WHAT THIS EXERCISE ASKS.
(1) Using the railroad rules excerpt below, decide whether each of these statements agrees with it: (a) station masters receive their instructions from the superintendent or his representative; (b) conductors are to obey yardmasters only outside their respective jurisdiction; (c) assistant station masters are governed by instructions different from those for station masters. For each, answer yes or no and quote the words of the excerpt that settle it.
(2) Extend the railroad rules excerpt below by writing what follows its final sentence, keeping its numbered format and formal tone.

* BEGIN DOCUMENT EXCERPT *

They must have on file and be familiar with General Car Order and Home Route Instructions, special car orders and instructions issued by General Superintendent of Transportation pertaining to the handling or movement of freight equipment. They will be responsible for compliance of instructions. 

STATION MASTERS. 

776. Station masters report to and receive their instructions from the superintendent or his representative. They have charge of the passenger station where located and, unless otherwise provided, of the persons employed therein. 
776. They must see that the station and various apartments are kept in proper and sanitary condition; preserve order in and about the station and around sleeping cars; attend courteously to the comfort and wants of passengers; that passengers are directed to the proper trains and that proper information regarding time of arrival and departure of trains is shown upon bulletin boards provided for the purpose. At stations equipped with intertrack fences they will be responsible for keeping the gates of these fences closed and locked or properly protected when not in use, when under their jurisdiction. Assistant station masters in the districts assigned them are governed by these same instructions. 

GENERAL RULES FOR CONDUCTORS. 

780. Conductors report to and receive their instructions from the superintendent or his representative and will obey the instructions of train and crew dispatchers, station masters, station agents, and yardmasters in their respective jurisdiction, and conform to the instructions issued by the heads of other departments. 
Conductors will have general charge of trains to which they are assigned, and all persons employed thereon. 
781. Conductors will be responsible for the movement, safety and proper care of their respective trains in strict accordance with the rules, special instructions and train orders, and for the faithful and prompt performance of duties by the trainmen.

* END DOCUMENT EXCERPT *
* BEGIN MATERIAL PROVIDED *

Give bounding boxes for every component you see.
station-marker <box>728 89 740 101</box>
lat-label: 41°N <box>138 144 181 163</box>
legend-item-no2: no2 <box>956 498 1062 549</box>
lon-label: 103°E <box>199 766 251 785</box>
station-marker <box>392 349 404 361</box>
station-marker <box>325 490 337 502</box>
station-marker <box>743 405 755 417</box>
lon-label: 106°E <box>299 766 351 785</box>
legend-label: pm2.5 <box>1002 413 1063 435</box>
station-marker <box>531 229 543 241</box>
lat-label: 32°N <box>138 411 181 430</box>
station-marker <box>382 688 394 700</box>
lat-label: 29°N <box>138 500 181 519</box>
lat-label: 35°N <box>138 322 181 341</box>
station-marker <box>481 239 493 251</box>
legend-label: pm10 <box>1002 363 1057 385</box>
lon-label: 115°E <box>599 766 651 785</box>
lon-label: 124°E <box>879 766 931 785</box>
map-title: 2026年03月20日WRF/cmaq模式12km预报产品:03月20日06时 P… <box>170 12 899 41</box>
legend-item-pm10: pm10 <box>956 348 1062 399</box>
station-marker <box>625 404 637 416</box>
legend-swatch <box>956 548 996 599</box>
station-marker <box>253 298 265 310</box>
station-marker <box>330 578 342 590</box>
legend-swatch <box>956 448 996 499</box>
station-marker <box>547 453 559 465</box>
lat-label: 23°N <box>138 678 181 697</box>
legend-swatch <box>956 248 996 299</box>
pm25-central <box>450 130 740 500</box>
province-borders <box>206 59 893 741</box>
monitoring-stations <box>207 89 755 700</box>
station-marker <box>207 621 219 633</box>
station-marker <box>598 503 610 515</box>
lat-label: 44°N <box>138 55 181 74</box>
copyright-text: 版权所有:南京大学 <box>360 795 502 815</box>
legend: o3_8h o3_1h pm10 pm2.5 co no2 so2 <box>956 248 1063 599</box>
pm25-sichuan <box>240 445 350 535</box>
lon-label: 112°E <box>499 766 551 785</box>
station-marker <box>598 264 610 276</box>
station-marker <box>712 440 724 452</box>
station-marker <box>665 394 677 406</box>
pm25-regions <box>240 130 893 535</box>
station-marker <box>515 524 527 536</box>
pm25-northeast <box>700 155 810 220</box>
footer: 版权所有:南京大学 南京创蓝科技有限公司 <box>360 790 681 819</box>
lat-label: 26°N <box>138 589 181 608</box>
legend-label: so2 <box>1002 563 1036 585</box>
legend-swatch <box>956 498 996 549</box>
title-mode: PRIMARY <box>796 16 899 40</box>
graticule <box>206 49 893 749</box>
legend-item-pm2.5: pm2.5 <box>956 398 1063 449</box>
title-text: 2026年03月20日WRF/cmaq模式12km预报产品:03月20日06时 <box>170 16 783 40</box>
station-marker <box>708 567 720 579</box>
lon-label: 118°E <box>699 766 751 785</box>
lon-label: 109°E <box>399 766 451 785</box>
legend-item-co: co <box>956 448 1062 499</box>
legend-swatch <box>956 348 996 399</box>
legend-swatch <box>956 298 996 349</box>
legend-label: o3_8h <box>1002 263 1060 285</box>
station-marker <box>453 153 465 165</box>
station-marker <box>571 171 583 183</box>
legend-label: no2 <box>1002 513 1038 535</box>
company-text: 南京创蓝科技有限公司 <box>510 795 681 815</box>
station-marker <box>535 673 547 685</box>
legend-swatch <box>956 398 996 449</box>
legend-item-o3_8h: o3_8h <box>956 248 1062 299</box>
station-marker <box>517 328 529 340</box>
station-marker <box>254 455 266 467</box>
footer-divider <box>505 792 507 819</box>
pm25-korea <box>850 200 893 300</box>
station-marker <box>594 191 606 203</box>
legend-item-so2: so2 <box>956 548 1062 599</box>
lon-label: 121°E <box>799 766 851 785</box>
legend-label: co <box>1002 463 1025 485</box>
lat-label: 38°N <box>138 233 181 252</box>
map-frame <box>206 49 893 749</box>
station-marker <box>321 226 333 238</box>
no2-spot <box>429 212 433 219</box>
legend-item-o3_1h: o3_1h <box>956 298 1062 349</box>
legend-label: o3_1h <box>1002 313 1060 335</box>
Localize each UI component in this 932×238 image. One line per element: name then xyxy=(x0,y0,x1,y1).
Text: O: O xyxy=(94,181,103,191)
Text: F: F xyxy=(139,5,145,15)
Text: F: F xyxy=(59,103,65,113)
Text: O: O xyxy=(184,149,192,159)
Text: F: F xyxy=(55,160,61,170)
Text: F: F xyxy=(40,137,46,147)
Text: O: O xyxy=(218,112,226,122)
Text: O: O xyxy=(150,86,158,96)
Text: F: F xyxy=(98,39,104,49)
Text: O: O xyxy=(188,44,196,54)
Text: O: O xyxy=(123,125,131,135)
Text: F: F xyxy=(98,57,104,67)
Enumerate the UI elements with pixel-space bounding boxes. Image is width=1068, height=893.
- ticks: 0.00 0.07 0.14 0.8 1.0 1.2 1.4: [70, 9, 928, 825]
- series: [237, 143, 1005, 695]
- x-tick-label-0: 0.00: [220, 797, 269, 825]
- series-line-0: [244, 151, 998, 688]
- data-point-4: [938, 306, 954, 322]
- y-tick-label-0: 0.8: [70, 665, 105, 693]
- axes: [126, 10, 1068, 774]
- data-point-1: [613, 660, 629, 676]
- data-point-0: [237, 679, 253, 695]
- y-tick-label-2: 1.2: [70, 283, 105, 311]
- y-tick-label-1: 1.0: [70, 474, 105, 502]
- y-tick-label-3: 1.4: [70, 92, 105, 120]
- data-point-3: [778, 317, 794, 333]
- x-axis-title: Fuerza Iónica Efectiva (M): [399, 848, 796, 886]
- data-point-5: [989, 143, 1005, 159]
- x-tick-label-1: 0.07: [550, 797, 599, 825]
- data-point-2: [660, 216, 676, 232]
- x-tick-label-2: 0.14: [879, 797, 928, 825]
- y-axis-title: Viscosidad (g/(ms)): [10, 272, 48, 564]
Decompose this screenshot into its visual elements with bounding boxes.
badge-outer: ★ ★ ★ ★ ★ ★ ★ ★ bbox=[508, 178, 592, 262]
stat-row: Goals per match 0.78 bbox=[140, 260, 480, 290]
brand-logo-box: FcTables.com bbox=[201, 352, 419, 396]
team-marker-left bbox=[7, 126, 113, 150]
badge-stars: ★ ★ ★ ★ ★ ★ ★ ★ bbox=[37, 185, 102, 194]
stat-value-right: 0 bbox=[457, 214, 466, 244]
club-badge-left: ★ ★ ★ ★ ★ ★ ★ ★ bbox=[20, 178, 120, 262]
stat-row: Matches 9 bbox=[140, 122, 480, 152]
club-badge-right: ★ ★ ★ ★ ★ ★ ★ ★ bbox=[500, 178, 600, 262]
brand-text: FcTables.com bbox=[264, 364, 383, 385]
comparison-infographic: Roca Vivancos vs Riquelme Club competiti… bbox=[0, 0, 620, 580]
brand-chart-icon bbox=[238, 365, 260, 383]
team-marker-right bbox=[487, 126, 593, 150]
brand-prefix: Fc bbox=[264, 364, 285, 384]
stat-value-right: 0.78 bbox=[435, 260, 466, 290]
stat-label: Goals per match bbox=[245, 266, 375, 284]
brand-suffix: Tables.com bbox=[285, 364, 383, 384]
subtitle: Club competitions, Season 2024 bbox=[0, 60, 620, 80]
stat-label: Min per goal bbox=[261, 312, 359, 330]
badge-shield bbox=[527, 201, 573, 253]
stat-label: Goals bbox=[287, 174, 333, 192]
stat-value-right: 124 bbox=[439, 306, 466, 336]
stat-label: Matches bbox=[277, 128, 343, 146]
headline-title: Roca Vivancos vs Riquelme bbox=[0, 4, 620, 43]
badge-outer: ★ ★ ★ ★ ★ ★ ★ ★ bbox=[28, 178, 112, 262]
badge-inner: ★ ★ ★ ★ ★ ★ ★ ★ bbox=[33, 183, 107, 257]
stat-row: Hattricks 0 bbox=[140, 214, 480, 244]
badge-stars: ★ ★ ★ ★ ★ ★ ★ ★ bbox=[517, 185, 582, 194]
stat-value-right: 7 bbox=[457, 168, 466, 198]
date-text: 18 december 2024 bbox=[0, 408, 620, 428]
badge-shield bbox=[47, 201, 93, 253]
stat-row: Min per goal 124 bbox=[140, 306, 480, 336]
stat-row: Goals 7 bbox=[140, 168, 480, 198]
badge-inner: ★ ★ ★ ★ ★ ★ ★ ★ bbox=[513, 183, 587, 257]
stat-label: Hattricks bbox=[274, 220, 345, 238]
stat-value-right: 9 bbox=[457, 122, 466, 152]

* END MATERIAL PROVIDED *

RESULTS IN ORDER.
(1)
(a) Yes: "Station masters report to and receive their instructions from the superintendent or his representative."
(b) No: "will obey the instructions of train and crew dispatchers, station masters, station agents, and yardmasters in their respective jurisdiction"
(c) No: "Assistant station masters in the districts assigned them are governed by these same instructions."

(2)
782. Conductors must see that their trains are provided with proper tools and equipment at all times; know that the cars in their trains have been inspected, and that the brakes are in proper working order and that the prescribed signals are displayed. 
Conductors must not start their trains from inspection points until the inspectors have given notice that their work is finished. Conductors are responsible for making the required tests when car inspectors are not available. 
783. Conductors must see that their trainmen remain with and protect their trains at terminals until cars are clear of the main track or taken in charge by the relieving train crew or yardmen. Markers must not be removed until cars are placed on storage tracks or taken in charge by the relieving train crew or yardmen. 
784. When repairs are made to foreign cars, a report on prescribed form must be made. 
786. They must be familiar with and have copy of General Car Order and Home Route Instructions, and instructions issued by General Superintendent of Transportation pertaining to the movement or handling of freight equipment and see that they are complied with. 

PASSENGER CONDUCTORS. 

790. Passenger conductors must not permit intoxicated or disorderly persons to get on their trains, nor persons mentally incompetent unless accompanied by an attendant. They must not permit obscene or profane language, nor interference or annoyance of other passengers or other misconduct. 
Blind persons without escort or guide, who establish their ability to travel alone, may purchase tickets and will be given such assistance by train employes as may be necessary to their safety in getting on or off trains. 
Conductors must pass through their trains at frequent intervals to attend to the wants of passengers and to see that trainmen properly perform their duties.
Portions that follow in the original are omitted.